• Written problem:
Search the records that follow and extract every line containing the string "ffffff".
——————
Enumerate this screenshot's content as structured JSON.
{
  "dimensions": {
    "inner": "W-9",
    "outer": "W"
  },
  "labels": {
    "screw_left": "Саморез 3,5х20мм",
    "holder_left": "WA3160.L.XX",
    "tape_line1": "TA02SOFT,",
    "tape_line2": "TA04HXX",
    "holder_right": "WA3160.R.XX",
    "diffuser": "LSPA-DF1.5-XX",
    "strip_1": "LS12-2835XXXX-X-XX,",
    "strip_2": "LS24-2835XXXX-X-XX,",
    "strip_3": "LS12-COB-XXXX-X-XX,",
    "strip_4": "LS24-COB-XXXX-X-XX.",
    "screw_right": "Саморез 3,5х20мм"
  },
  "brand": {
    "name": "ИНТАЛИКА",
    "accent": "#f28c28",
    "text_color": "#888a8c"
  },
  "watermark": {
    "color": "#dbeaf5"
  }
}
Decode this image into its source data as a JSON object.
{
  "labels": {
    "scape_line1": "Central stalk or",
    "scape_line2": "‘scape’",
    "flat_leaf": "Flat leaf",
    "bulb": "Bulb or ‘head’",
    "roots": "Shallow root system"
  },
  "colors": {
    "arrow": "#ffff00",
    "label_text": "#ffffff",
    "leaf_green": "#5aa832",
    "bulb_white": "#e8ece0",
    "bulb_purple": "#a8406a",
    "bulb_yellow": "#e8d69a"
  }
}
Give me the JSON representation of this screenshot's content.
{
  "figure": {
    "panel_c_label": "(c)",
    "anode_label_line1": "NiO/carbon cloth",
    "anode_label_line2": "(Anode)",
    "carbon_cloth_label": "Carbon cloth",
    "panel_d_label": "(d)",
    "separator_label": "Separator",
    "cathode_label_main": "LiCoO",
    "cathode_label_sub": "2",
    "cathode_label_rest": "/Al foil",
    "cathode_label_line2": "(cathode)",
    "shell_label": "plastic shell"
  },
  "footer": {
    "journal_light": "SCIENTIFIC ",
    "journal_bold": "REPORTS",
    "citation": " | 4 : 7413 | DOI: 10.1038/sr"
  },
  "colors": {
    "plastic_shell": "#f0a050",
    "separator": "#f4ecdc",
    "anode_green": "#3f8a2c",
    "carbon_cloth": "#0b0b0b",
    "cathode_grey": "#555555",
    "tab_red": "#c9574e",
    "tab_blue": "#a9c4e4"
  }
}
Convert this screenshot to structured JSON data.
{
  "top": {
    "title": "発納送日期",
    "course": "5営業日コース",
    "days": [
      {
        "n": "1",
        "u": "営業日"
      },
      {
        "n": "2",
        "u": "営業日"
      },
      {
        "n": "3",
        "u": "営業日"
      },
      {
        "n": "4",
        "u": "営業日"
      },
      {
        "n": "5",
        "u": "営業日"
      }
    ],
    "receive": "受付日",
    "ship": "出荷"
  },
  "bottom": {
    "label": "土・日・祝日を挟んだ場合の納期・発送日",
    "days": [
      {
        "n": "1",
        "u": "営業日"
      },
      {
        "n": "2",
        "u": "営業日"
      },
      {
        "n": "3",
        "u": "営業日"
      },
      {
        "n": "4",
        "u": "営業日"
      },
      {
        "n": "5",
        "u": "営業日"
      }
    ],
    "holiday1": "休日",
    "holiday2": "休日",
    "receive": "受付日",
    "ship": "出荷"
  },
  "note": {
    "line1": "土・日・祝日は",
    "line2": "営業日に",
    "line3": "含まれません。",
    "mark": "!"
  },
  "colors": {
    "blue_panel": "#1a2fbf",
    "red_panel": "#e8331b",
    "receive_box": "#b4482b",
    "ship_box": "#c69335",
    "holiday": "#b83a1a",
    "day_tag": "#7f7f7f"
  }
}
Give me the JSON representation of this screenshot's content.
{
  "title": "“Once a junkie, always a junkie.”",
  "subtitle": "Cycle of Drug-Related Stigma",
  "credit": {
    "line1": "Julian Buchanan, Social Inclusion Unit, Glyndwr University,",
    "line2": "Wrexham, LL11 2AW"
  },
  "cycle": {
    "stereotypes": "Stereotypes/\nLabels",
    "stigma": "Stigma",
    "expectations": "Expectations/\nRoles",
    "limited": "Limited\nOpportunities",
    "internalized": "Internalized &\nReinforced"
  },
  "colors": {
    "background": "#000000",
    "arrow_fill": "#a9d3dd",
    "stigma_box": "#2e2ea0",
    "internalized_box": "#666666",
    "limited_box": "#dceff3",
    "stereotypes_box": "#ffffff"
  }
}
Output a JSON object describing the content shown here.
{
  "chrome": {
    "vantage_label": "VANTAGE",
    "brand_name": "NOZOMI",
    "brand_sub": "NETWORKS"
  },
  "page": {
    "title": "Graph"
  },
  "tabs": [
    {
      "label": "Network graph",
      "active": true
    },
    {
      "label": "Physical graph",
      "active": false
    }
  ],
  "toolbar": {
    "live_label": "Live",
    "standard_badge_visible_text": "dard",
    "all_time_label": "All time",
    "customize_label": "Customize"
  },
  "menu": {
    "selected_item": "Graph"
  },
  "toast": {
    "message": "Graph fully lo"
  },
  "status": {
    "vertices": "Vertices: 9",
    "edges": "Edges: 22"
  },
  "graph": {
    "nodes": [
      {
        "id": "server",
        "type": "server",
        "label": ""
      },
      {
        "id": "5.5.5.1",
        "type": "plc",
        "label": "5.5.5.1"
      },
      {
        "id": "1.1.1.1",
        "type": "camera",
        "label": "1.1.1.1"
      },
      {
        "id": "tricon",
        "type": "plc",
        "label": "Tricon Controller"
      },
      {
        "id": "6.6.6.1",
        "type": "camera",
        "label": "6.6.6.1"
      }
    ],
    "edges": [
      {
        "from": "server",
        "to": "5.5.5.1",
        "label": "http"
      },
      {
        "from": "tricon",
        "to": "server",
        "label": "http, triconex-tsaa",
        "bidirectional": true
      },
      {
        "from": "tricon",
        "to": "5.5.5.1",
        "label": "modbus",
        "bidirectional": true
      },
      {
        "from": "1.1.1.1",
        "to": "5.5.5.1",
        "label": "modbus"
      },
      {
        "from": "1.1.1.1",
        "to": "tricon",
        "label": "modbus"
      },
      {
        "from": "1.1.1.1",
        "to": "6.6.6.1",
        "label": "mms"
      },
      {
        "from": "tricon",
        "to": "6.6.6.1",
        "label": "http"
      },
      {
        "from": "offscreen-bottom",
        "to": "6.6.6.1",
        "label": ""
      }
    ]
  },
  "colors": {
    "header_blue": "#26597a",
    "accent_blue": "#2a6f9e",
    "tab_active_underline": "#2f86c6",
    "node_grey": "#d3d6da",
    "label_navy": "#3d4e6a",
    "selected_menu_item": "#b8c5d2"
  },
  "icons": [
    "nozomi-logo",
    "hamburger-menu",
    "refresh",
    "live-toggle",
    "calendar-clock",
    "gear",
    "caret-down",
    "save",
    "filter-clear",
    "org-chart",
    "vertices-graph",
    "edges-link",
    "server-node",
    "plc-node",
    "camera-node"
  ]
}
——————
• Correct answer:
    "label_text": "#ffffff",
    "stereotypes_box": "#ffffff"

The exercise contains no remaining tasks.